Collection entries

****

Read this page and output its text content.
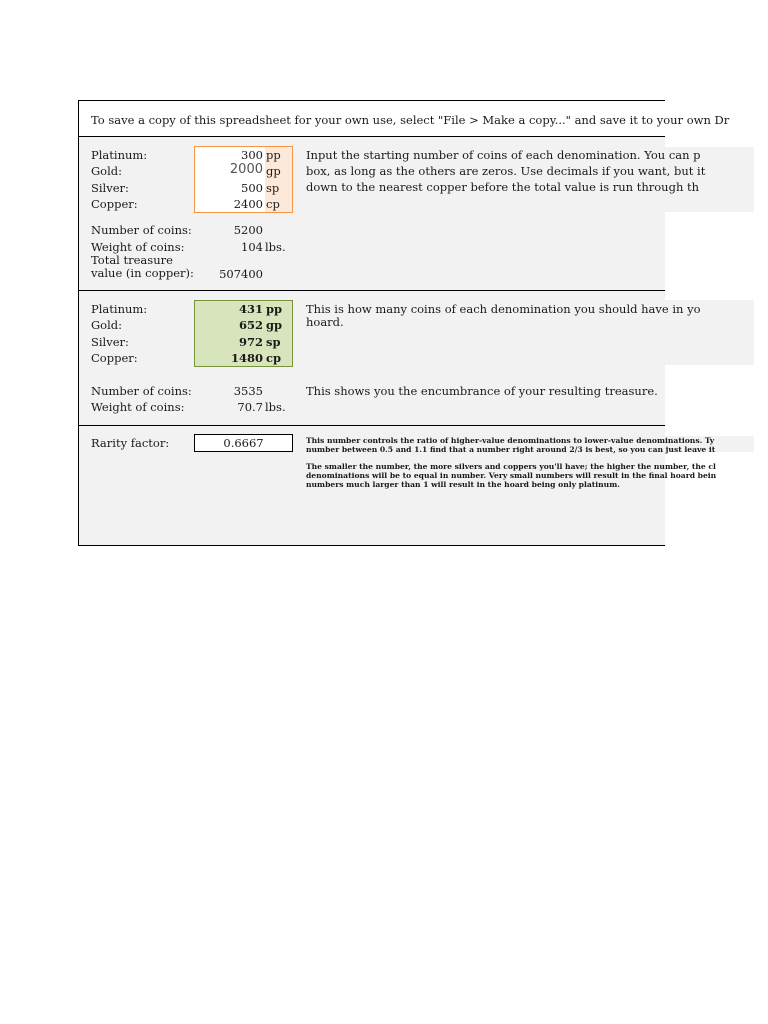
To save a copy of this spreadsheet for your own use, select "File > Make a copy..." and save it to your own Dr
Platinum:	300 pp
Gold:	2000 gp
Silver:	500 sp
Copper:	2400 cp
Input the starting number of coins of each denomination. You can p
box, as long as the others are zeros. Use decimals if you want, but it
down to the nearest copper before the total value is run through th
Number of coins:	5200
Weight of coins:	104 lbs.
Total treasure
value (in copper):	507400
Platinum:	431 pp
Gold:	652 gp
Silver:	972 sp
Copper:	1480 cp
This is how many coins of each denomination you should have in yo
hoard.
Number of coins:	3535	This shows you the encumbrance of your resulting treasure.
Weight of coins:	70.7 lbs.
Rarity factor:	0.6667	This number controls the ratio of higher-value denominations to lower-value denominations. Ty
number between 0.5 and 1.1 find that a number right around 2/3 is best, so you can just leave it
The smaller the number, the more silvers and coppers you'll have; the higher the number, the cl
denominations will be to equal in number. Very small numbers will result in the final hoard bein
numbers much larger than 1 will result in the hoard being only platinum.
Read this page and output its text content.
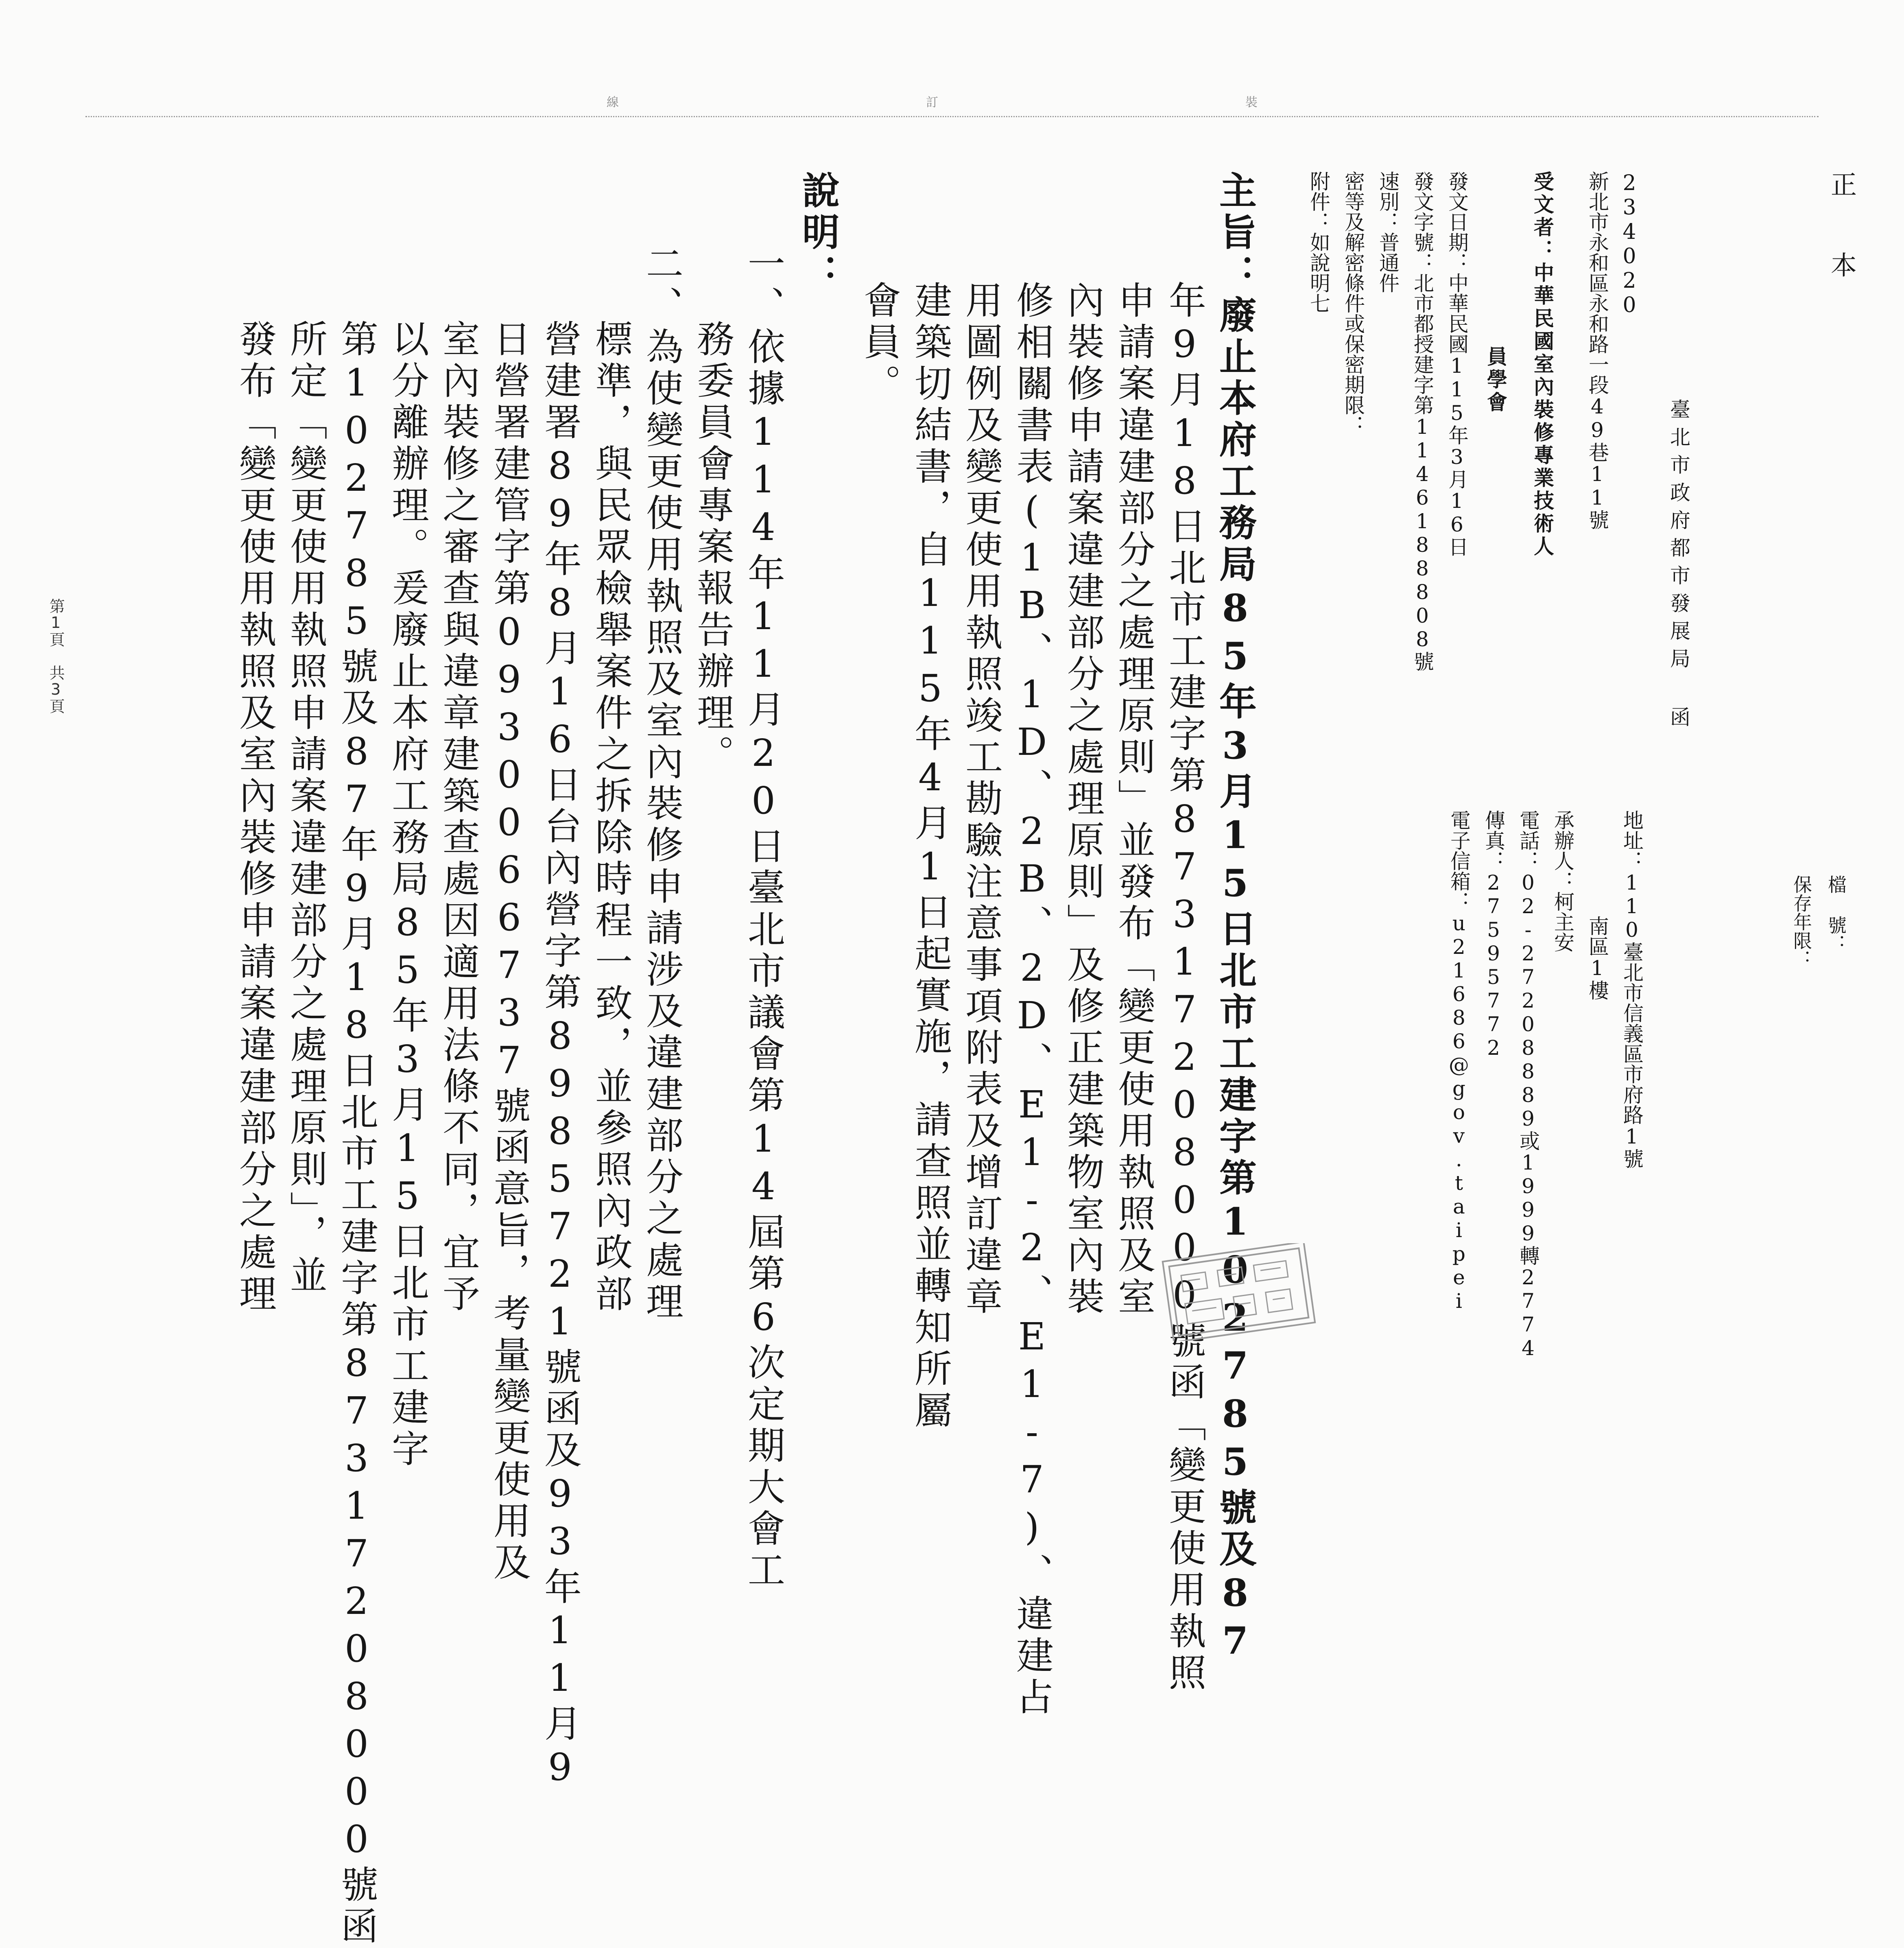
裝
訂
線
正 本
檔 號：
保存年限：
臺北市政府都市發展局 函
地址：110臺北市信義區市府路1號
南區1樓
承辦人：柯主安
電話：02-27208889或1999轉2774
傳真：27595772
電子信箱：u21686@gov.taipei
234020
新北市永和區永和路一段49巷11號
受文者：中華民國室內裝修專業技術人
員學會
發文日期：中華民國115年3月16日
發文字號：北市都授建字第1146188808號
速別：普通件
密等及解密條件或保密期限：
附件：如說明七
主旨：廢止本府工務局85年3月15日北市工建字第102785號及87
年9月18日北市工建字第87317208000號函「變更使用執照
申請案違建部分之處理原則」並發布「變更使用執照及室
內裝修申請案違建部分之處理原則」及修正建築物室內裝
修相關書表(1B、1D、2B、2D、E1-2、E1-7)、違建占
用圖例及變更使用執照竣工勘驗注意事項附表及增訂違章
建築切結書，自115年4月1日起實施，請查照並轉知所屬
會員。
說明：
一、依據114年11月20日臺北市議會第14屆第6次定期大會工
務委員會專案報告辦理。
二、為使變更使用執照及室內裝修申請涉及違建部分之處理
標準，與民眾檢舉案件之拆除時程一致，並參照內政部
營建署89年8月16日台內營字第8985721號函及93年11月9
日營署建管字第0930066737號函意旨，考量變更使用及
室內裝修之審查與違章建築查處因適用法條不同，宜予
以分離辦理。爰廢止本府工務局85年3月15日北市工建字
第102785號及87年9月18日北市工建字第87317208000號函
所定「變更使用執照申請案違建部分之處理原則」，並
發布「變更使用執照及室內裝修申請案違建部分之處理
第1頁 共3頁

****

Using the records above, select and copy every line that has the word "hoard".

• _Solution for this problem_
hoard.
denominations will be to equal in number. Very small numbers will result in the final hoard bein
numbers much larger than 1 will result in the hoard being only platinum.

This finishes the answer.